Task statement:
Filter the records below and copy every line containing the word "Tổng".

Dataset:
----
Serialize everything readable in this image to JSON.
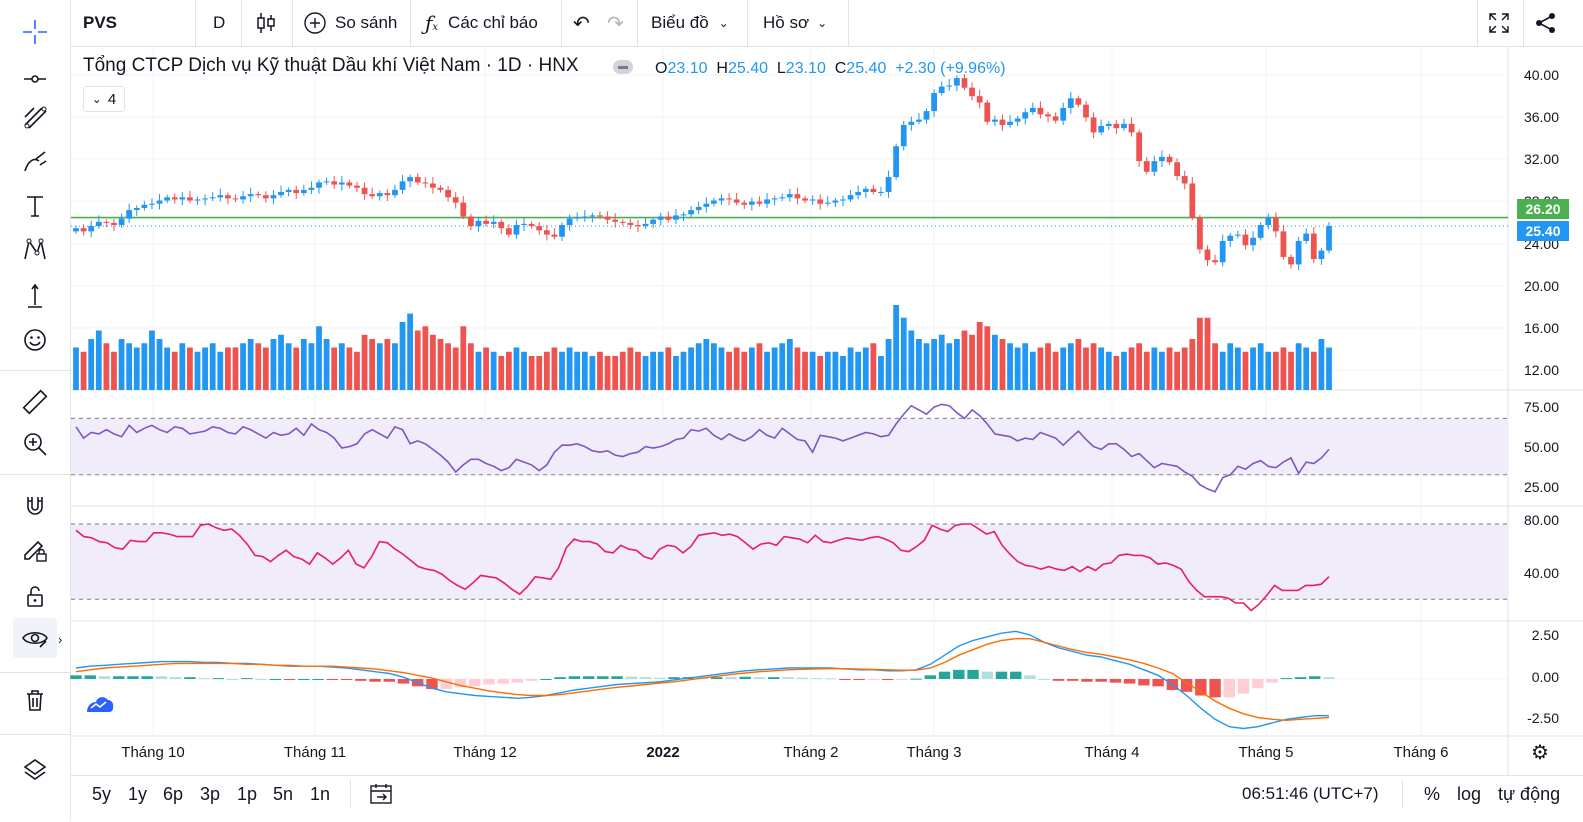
{
  "toolbar": {
    "symbol": "PVS",
    "interval": "D",
    "compare_label": "So sánh",
    "indicators_label": "Các chỉ báo",
    "chart_type_label": "Biểu đồ",
    "profile_label": "Hồ sơ"
  },
  "legend": {
    "title": "Tổng CTCP Dịch vụ Kỹ thuật Dầu khí Việt Nam · 1D · HNX",
    "o_key": "O",
    "o_val": "23.10",
    "h_key": "H",
    "h_val": "25.40",
    "l_key": "L",
    "l_val": "23.10",
    "c_key": "C",
    "c_val": "25.40",
    "change": "+2.30 (+9.96%)",
    "indicator_count": "4"
  },
  "price_axis": [
    "40.00",
    "36.00",
    "32.00",
    "28.00",
    "24.00",
    "20.00",
    "16.00",
    "12.00"
  ],
  "price_tags": {
    "green_line": "26.20",
    "last_price": "25.40"
  },
  "rsi_axis": [
    "75.00",
    "50.00",
    "25.00"
  ],
  "stoch_axis": [
    "80.00",
    "40.00"
  ],
  "macd_axis": [
    "2.50",
    "0.00",
    "-2.50"
  ],
  "time_axis": [
    "Tháng 10",
    "Tháng 11",
    "Tháng 12",
    "2022",
    "Tháng 2",
    "Tháng 3",
    "Tháng 4",
    "Tháng 5",
    "Tháng 6"
  ],
  "ranges": [
    "5y",
    "1y",
    "6p",
    "3p",
    "1p",
    "5n",
    "1n"
  ],
  "clock": "06:51:46 (UTC+7)",
  "axis_options": {
    "percent": "%",
    "log": "log",
    "auto": "tự động"
  },
  "colors": {
    "up": "#2196f3",
    "down": "#ef5350",
    "green_line": "#4caf50",
    "rsi": "#7e57c2",
    "stoch": "#e91e63",
    "macd_fast": "#2196f3",
    "macd_signal": "#ff6d00",
    "hist_up": "#26a69a",
    "hist_down": "#ef5350",
    "band": "#f1ecfa"
  },
  "icons": [
    "crosshair-icon",
    "trendline-icon",
    "fib-icon",
    "brush-icon",
    "text-icon",
    "pattern-icon",
    "measure-icon",
    "emoji-icon",
    "ruler-icon",
    "zoom-icon",
    "magnet-icon",
    "lock-draw-icon",
    "lock-icon",
    "eye-icon",
    "trash-icon",
    "layers-icon"
  ],
  "chart_data": [
    {
      "type": "candlestick",
      "title": "Tổng CTCP Dịch vụ Kỹ thuật Dầu khí Việt Nam · 1D · HNX",
      "ylim": [
        10,
        41
      ],
      "reference_lines": [
        26.2
      ],
      "last_price": 25.4,
      "close": [
        25.2,
        24.9,
        25.4,
        25.8,
        25.7,
        25.5,
        26.1,
        26.9,
        27.1,
        27.4,
        27.5,
        27.8,
        28.1,
        27.9,
        28.1,
        27.8,
        27.9,
        28.0,
        28.1,
        28.3,
        28.0,
        27.9,
        28.2,
        28.4,
        28.3,
        28.0,
        28.3,
        28.6,
        28.8,
        28.5,
        28.8,
        29.0,
        29.5,
        29.6,
        29.3,
        29.5,
        29.2,
        29.0,
        28.4,
        28.2,
        28.5,
        28.3,
        28.8,
        29.6,
        30.0,
        29.5,
        29.4,
        29.0,
        28.8,
        28.1,
        27.6,
        26.3,
        25.4,
        25.9,
        25.6,
        25.8,
        25.2,
        24.6,
        25.5,
        25.6,
        25.4,
        25.0,
        24.6,
        24.4,
        25.5,
        26.1,
        26.2,
        26.3,
        26.4,
        26.3,
        26.0,
        25.8,
        25.7,
        25.5,
        25.4,
        25.6,
        26.0,
        26.3,
        26.0,
        26.4,
        26.5,
        26.9,
        27.2,
        27.5,
        27.8,
        28.0,
        27.9,
        27.6,
        27.4,
        27.7,
        27.5,
        27.9,
        28.0,
        28.1,
        28.4,
        28.0,
        27.8,
        27.9,
        27.5,
        27.6,
        27.8,
        27.9,
        28.3,
        28.6,
        28.9,
        28.6,
        28.6,
        30.0,
        32.9,
        34.9,
        35.2,
        35.4,
        36.2,
        37.9,
        38.5,
        38.6,
        39.3,
        38.4,
        37.6,
        37.0,
        35.2,
        35.4,
        34.9,
        35.2,
        35.5,
        36.1,
        36.5,
        35.9,
        35.7,
        35.3,
        36.5,
        37.4,
        36.8,
        35.6,
        34.2,
        34.8,
        35.0,
        34.6,
        35.0,
        34.2,
        31.5,
        30.5,
        31.5,
        31.9,
        31.4,
        30.1,
        29.4,
        26.2,
        23.2,
        22.2,
        22.0,
        24.0,
        24.5,
        24.6,
        23.6,
        24.3,
        25.5,
        26.2,
        24.9,
        22.5,
        21.8,
        24.0,
        24.7,
        22.3,
        23.1,
        25.4
      ],
      "volume_relative": [
        0.5,
        0.45,
        0.6,
        0.7,
        0.55,
        0.45,
        0.6,
        0.55,
        0.5,
        0.55,
        0.7,
        0.6,
        0.5,
        0.45,
        0.55,
        0.5,
        0.45,
        0.5,
        0.55,
        0.45,
        0.5,
        0.5,
        0.55,
        0.6,
        0.55,
        0.5,
        0.6,
        0.65,
        0.55,
        0.5,
        0.6,
        0.55,
        0.75,
        0.6,
        0.5,
        0.55,
        0.5,
        0.45,
        0.65,
        0.6,
        0.55,
        0.6,
        0.55,
        0.8,
        0.9,
        0.7,
        0.75,
        0.65,
        0.6,
        0.55,
        0.5,
        0.75,
        0.55,
        0.45,
        0.5,
        0.45,
        0.4,
        0.45,
        0.5,
        0.45,
        0.4,
        0.4,
        0.45,
        0.5,
        0.45,
        0.5,
        0.45,
        0.45,
        0.4,
        0.45,
        0.4,
        0.4,
        0.45,
        0.5,
        0.45,
        0.4,
        0.45,
        0.45,
        0.5,
        0.4,
        0.45,
        0.5,
        0.55,
        0.6,
        0.55,
        0.5,
        0.45,
        0.5,
        0.45,
        0.5,
        0.55,
        0.45,
        0.5,
        0.55,
        0.6,
        0.5,
        0.45,
        0.45,
        0.4,
        0.45,
        0.45,
        0.4,
        0.5,
        0.45,
        0.5,
        0.55,
        0.4,
        0.6,
        1.0,
        0.85,
        0.7,
        0.6,
        0.55,
        0.6,
        0.65,
        0.55,
        0.6,
        0.7,
        0.65,
        0.8,
        0.75,
        0.65,
        0.6,
        0.55,
        0.5,
        0.55,
        0.45,
        0.5,
        0.55,
        0.45,
        0.5,
        0.55,
        0.6,
        0.5,
        0.55,
        0.5,
        0.45,
        0.4,
        0.45,
        0.5,
        0.55,
        0.45,
        0.5,
        0.45,
        0.5,
        0.45,
        0.5,
        0.6,
        0.85,
        0.85,
        0.55,
        0.45,
        0.55,
        0.5,
        0.45,
        0.5,
        0.55,
        0.45,
        0.45,
        0.5,
        0.45,
        0.55,
        0.5,
        0.45,
        0.6,
        0.5
      ]
    },
    {
      "type": "line",
      "name": "RSI",
      "ylim": [
        10,
        88
      ],
      "band": [
        30,
        70
      ],
      "values": [
        64,
        56,
        60,
        59,
        62,
        59,
        57,
        65,
        60,
        63,
        65,
        62,
        60,
        64,
        63,
        59,
        60,
        61,
        64,
        63,
        60,
        59,
        64,
        62,
        59,
        56,
        60,
        58,
        59,
        63,
        58,
        66,
        62,
        60,
        56,
        49,
        50,
        52,
        59,
        62,
        59,
        56,
        64,
        62,
        52,
        54,
        52,
        48,
        44,
        39,
        32,
        37,
        41,
        41,
        38,
        36,
        33,
        35,
        41,
        39,
        37,
        33,
        37,
        46,
        51,
        51,
        52,
        50,
        47,
        46,
        47,
        44,
        43,
        45,
        46,
        50,
        49,
        50,
        52,
        55,
        56,
        62,
        61,
        63,
        58,
        55,
        59,
        56,
        54,
        57,
        62,
        58,
        56,
        63,
        59,
        55,
        54,
        46,
        58,
        57,
        56,
        54,
        56,
        58,
        60,
        59,
        57,
        58,
        66,
        73,
        79,
        76,
        73,
        78,
        80,
        79,
        74,
        70,
        76,
        72,
        66,
        59,
        58,
        57,
        54,
        56,
        55,
        60,
        58,
        56,
        51,
        56,
        61,
        55,
        50,
        48,
        52,
        52,
        48,
        43,
        45,
        40,
        35,
        38,
        37,
        36,
        32,
        29,
        23,
        20,
        18,
        28,
        30,
        36,
        34,
        38,
        40,
        36,
        35,
        39,
        42,
        31,
        39,
        38,
        42,
        48
      ]
    },
    {
      "type": "line",
      "name": "Stochastic",
      "ylim": [
        5,
        92
      ],
      "band": [
        20,
        80
      ],
      "values": [
        75,
        70,
        69,
        66,
        65,
        61,
        60,
        67,
        66,
        66,
        73,
        73,
        72,
        70,
        70,
        70,
        79,
        80,
        77,
        75,
        76,
        71,
        64,
        55,
        54,
        50,
        55,
        59,
        54,
        52,
        48,
        57,
        53,
        48,
        53,
        59,
        48,
        45,
        54,
        66,
        65,
        60,
        56,
        51,
        46,
        44,
        43,
        40,
        35,
        31,
        28,
        33,
        39,
        38,
        37,
        33,
        28,
        24,
        30,
        38,
        37,
        36,
        45,
        61,
        68,
        66,
        66,
        64,
        58,
        57,
        63,
        60,
        59,
        54,
        52,
        60,
        63,
        62,
        57,
        62,
        71,
        72,
        73,
        71,
        72,
        70,
        65,
        60,
        64,
        65,
        63,
        70,
        69,
        68,
        65,
        71,
        66,
        65,
        67,
        69,
        68,
        67,
        69,
        70,
        68,
        65,
        59,
        58,
        62,
        67,
        79,
        76,
        74,
        79,
        80,
        80,
        76,
        72,
        74,
        63,
        56,
        50,
        47,
        46,
        44,
        46,
        44,
        43,
        46,
        42,
        46,
        43,
        48,
        49,
        55,
        56,
        55,
        55,
        53,
        48,
        49,
        47,
        44,
        34,
        27,
        22,
        22,
        22,
        21,
        17,
        17,
        11,
        16,
        23,
        31,
        27,
        27,
        27,
        31,
        31,
        32,
        38
      ]
    },
    {
      "type": "line",
      "name": "MACD",
      "ylim": [
        -3.0,
        3.0
      ],
      "series": [
        {
          "values": [
            0.6,
            0.7,
            0.75,
            0.8,
            0.85,
            0.9,
            0.95,
            0.95,
            0.95,
            0.9,
            0.9,
            0.85,
            0.85,
            0.8,
            0.75,
            0.7,
            0.7,
            0.7,
            0.65,
            0.6,
            0.5,
            0.4,
            0.3,
            0.1,
            -0.2,
            -0.5,
            -0.7,
            -0.8,
            -0.9,
            -0.95,
            -1.0,
            -1.05,
            -1.0,
            -0.9,
            -0.75,
            -0.6,
            -0.5,
            -0.4,
            -0.3,
            -0.25,
            -0.2,
            -0.15,
            -0.05,
            0.05,
            0.15,
            0.25,
            0.35,
            0.45,
            0.5,
            0.55,
            0.6,
            0.6,
            0.6,
            0.6,
            0.55,
            0.5,
            0.5,
            0.45,
            0.45,
            0.5,
            0.8,
            1.3,
            1.8,
            2.1,
            2.3,
            2.5,
            2.6,
            2.4,
            2.0,
            1.7,
            1.5,
            1.3,
            1.2,
            1.0,
            0.8,
            0.5,
            0.2,
            -0.3,
            -0.9,
            -1.6,
            -2.2,
            -2.6,
            -2.7,
            -2.6,
            -2.4,
            -2.2,
            -2.1,
            -2.0,
            -2.0
          ]
        },
        {
          "values": [
            0.4,
            0.5,
            0.6,
            0.65,
            0.7,
            0.75,
            0.8,
            0.85,
            0.85,
            0.85,
            0.85,
            0.85,
            0.8,
            0.8,
            0.75,
            0.75,
            0.7,
            0.7,
            0.7,
            0.65,
            0.6,
            0.55,
            0.45,
            0.35,
            0.2,
            0.05,
            -0.15,
            -0.35,
            -0.5,
            -0.65,
            -0.75,
            -0.85,
            -0.9,
            -0.9,
            -0.85,
            -0.75,
            -0.65,
            -0.55,
            -0.45,
            -0.38,
            -0.3,
            -0.22,
            -0.15,
            -0.05,
            0.05,
            0.15,
            0.25,
            0.33,
            0.4,
            0.45,
            0.5,
            0.53,
            0.55,
            0.56,
            0.56,
            0.54,
            0.52,
            0.5,
            0.48,
            0.48,
            0.6,
            0.9,
            1.3,
            1.6,
            1.9,
            2.1,
            2.2,
            2.2,
            2.0,
            1.8,
            1.6,
            1.45,
            1.35,
            1.2,
            1.05,
            0.85,
            0.6,
            0.3,
            -0.2,
            -0.7,
            -1.2,
            -1.6,
            -1.9,
            -2.1,
            -2.2,
            -2.25,
            -2.2,
            -2.15,
            -2.1
          ]
        }
      ]
    }
  ]
}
----
Solution to this problem:
    "title": "Tổng CTCP Dịch vụ Kỹ thuật Dầu khí Việt Nam · 1D · HNX",
      "title": "Tổng CTCP Dịch vụ Kỹ thuật Dầu khí Việt Nam · 1D · HNX",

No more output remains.